(Rows from a dataset)
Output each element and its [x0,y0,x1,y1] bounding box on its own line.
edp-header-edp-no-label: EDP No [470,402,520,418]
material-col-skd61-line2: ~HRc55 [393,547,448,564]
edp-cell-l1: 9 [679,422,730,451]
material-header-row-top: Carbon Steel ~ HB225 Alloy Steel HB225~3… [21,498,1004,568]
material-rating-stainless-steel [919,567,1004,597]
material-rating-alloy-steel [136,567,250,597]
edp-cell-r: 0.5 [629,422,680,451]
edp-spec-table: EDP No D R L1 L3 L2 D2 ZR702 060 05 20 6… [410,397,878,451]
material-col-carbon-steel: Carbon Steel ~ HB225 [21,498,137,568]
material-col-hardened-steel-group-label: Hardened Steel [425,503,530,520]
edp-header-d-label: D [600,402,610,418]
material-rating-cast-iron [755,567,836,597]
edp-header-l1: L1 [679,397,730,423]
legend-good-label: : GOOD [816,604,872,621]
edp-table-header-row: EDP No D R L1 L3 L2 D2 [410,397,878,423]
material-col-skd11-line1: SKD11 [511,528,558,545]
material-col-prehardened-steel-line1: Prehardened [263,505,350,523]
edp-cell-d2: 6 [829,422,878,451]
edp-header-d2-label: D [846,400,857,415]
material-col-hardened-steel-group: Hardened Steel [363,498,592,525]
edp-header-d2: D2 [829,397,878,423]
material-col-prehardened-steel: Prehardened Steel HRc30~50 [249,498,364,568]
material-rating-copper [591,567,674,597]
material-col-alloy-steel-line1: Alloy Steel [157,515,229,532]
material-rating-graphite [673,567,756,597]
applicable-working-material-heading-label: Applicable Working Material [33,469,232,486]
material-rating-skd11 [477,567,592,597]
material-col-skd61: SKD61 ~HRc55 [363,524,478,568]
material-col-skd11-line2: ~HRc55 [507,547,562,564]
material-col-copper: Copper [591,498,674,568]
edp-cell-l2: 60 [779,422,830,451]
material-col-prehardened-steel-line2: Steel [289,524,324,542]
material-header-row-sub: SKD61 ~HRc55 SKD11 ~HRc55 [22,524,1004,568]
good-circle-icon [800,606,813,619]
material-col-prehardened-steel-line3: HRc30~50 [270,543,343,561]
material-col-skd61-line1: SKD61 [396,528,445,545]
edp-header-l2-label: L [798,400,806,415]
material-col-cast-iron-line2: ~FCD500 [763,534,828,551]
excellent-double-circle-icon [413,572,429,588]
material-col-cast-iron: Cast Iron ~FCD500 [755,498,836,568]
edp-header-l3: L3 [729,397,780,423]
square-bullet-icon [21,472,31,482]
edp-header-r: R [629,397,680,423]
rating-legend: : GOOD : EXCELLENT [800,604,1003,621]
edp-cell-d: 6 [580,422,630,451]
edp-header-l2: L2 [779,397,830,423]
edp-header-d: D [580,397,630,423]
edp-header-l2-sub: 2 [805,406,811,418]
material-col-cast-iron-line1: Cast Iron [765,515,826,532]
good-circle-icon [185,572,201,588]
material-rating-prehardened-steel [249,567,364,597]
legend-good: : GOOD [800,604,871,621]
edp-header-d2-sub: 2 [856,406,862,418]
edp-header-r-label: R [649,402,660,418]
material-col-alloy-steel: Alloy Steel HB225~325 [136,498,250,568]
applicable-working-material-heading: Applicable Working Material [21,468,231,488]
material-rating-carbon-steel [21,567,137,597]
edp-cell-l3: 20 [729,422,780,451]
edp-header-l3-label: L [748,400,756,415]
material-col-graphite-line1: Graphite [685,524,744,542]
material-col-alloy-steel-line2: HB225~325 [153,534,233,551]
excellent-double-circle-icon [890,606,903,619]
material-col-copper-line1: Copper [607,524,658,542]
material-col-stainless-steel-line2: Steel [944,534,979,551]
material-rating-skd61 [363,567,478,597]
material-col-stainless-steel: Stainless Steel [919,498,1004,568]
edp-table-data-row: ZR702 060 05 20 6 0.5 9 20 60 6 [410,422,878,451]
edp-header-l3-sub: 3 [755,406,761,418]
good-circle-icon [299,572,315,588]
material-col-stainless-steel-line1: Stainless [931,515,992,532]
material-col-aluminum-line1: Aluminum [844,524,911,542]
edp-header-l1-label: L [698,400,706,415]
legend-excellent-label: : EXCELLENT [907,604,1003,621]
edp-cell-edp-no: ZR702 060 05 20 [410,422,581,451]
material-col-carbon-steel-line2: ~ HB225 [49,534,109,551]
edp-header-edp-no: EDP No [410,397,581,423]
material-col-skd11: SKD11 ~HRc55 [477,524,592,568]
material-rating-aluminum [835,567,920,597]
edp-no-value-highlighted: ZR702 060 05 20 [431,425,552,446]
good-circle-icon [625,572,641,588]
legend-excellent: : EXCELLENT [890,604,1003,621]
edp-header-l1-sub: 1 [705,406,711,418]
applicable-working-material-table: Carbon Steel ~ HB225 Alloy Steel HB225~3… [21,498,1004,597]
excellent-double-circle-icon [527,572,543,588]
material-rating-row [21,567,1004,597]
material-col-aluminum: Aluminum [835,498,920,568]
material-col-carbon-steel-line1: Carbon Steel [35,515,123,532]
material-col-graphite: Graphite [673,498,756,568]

TO BE DONE.
Write out all of the data again, substituting "HRC55" for every occurrence of "HRc55" and leaving everything else the same.

REPLY TO THE EXERCISE.
Output each element and its [x0,y0,x1,y1] bounding box on its own line.
edp-header-edp-no-label: EDP No [470,402,520,418]
material-col-skd61-line2: ~HRC55 [393,547,448,564]
edp-cell-l1: 9 [679,422,730,451]
material-header-row-top: Carbon Steel ~ HB225 Alloy Steel HB225~3… [21,498,1004,568]
material-rating-stainless-steel [919,567,1004,597]
material-rating-alloy-steel [136,567,250,597]
edp-cell-r: 0.5 [629,422,680,451]
edp-spec-table: EDP No D R L1 L3 L2 D2 ZR702 060 05 20 6… [410,397,878,451]
material-col-carbon-steel: Carbon Steel ~ HB225 [21,498,137,568]
material-col-hardened-steel-group-label: Hardened Steel [425,503,530,520]
edp-header-d-label: D [600,402,610,418]
material-rating-cast-iron [755,567,836,597]
edp-header-l1: L1 [679,397,730,423]
legend-good-label: : GOOD [816,604,872,621]
edp-table-header-row: EDP No D R L1 L3 L2 D2 [410,397,878,423]
material-col-skd11-line1: SKD11 [511,528,558,545]
material-col-prehardened-steel-line1: Prehardened [263,505,350,523]
edp-cell-d2: 6 [829,422,878,451]
edp-header-d2-label: D [846,400,857,415]
material-col-hardened-steel-group: Hardened Steel [363,498,592,525]
edp-header-d2: D2 [829,397,878,423]
material-col-prehardened-steel: Prehardened Steel HRc30~50 [249,498,364,568]
material-rating-copper [591,567,674,597]
material-col-alloy-steel-line1: Alloy Steel [157,515,229,532]
material-rating-graphite [673,567,756,597]
applicable-working-material-heading-label: Applicable Working Material [33,469,232,486]
material-rating-skd11 [477,567,592,597]
material-col-skd61: SKD61 ~HRC55 [363,524,478,568]
material-col-skd11-line2: ~HRC55 [507,547,562,564]
material-col-copper: Copper [591,498,674,568]
edp-cell-l2: 60 [779,422,830,451]
material-col-prehardened-steel-line2: Steel [289,524,324,542]
material-header-row-sub: SKD61 ~HRC55 SKD11 ~HRC55 [22,524,1004,568]
good-circle-icon [800,606,813,619]
material-col-prehardened-steel-line3: HRc30~50 [270,543,343,561]
material-col-skd61-line1: SKD61 [396,528,445,545]
edp-header-l2-label: L [798,400,806,415]
material-col-cast-iron-line2: ~FCD500 [763,534,828,551]
excellent-double-circle-icon [413,572,429,588]
material-col-cast-iron: Cast Iron ~FCD500 [755,498,836,568]
edp-header-l3: L3 [729,397,780,423]
square-bullet-icon [21,472,31,482]
edp-header-r: R [629,397,680,423]
rating-legend: : GOOD : EXCELLENT [800,604,1003,621]
edp-cell-d: 6 [580,422,630,451]
edp-header-l2: L2 [779,397,830,423]
edp-header-d: D [580,397,630,423]
edp-header-l2-sub: 2 [805,406,811,418]
material-col-cast-iron-line1: Cast Iron [765,515,826,532]
good-circle-icon [185,572,201,588]
material-rating-prehardened-steel [249,567,364,597]
legend-good: : GOOD [800,604,871,621]
edp-header-d2-sub: 2 [856,406,862,418]
edp-header-r-label: R [649,402,660,418]
material-col-alloy-steel: Alloy Steel HB225~325 [136,498,250,568]
applicable-working-material-heading: Applicable Working Material [21,468,231,488]
material-rating-carbon-steel [21,567,137,597]
edp-cell-l3: 20 [729,422,780,451]
edp-header-l3-label: L [748,400,756,415]
material-col-graphite-line1: Graphite [685,524,744,542]
material-col-alloy-steel-line2: HB225~325 [153,534,233,551]
excellent-double-circle-icon [890,606,903,619]
material-col-copper-line1: Copper [607,524,658,542]
material-col-stainless-steel-line2: Steel [944,534,979,551]
material-rating-skd61 [363,567,478,597]
material-col-stainless-steel: Stainless Steel [919,498,1004,568]
edp-table-data-row: ZR702 060 05 20 6 0.5 9 20 60 6 [410,422,878,451]
edp-header-l3-sub: 3 [755,406,761,418]
good-circle-icon [299,572,315,588]
material-col-stainless-steel-line1: Stainless [931,515,992,532]
material-col-aluminum-line1: Aluminum [844,524,911,542]
edp-header-l1-label: L [698,400,706,415]
legend-excellent-label: : EXCELLENT [907,604,1003,621]
edp-cell-edp-no: ZR702 060 05 20 [410,422,581,451]
material-col-carbon-steel-line2: ~ HB225 [49,534,109,551]
edp-header-edp-no: EDP No [410,397,581,423]
material-col-skd11: SKD11 ~HRC55 [477,524,592,568]
material-rating-aluminum [835,567,920,597]
edp-no-value-highlighted: ZR702 060 05 20 [431,425,552,446]
good-circle-icon [625,572,641,588]
legend-excellent: : EXCELLENT [890,604,1003,621]
edp-header-l1-sub: 1 [705,406,711,418]
applicable-working-material-table: Carbon Steel ~ HB225 Alloy Steel HB225~3… [21,498,1004,597]
excellent-double-circle-icon [527,572,543,588]
material-rating-row [21,567,1004,597]
material-col-aluminum: Aluminum [835,498,920,568]
material-col-carbon-steel-line1: Carbon Steel [35,515,123,532]
material-col-graphite: Graphite [673,498,756,568]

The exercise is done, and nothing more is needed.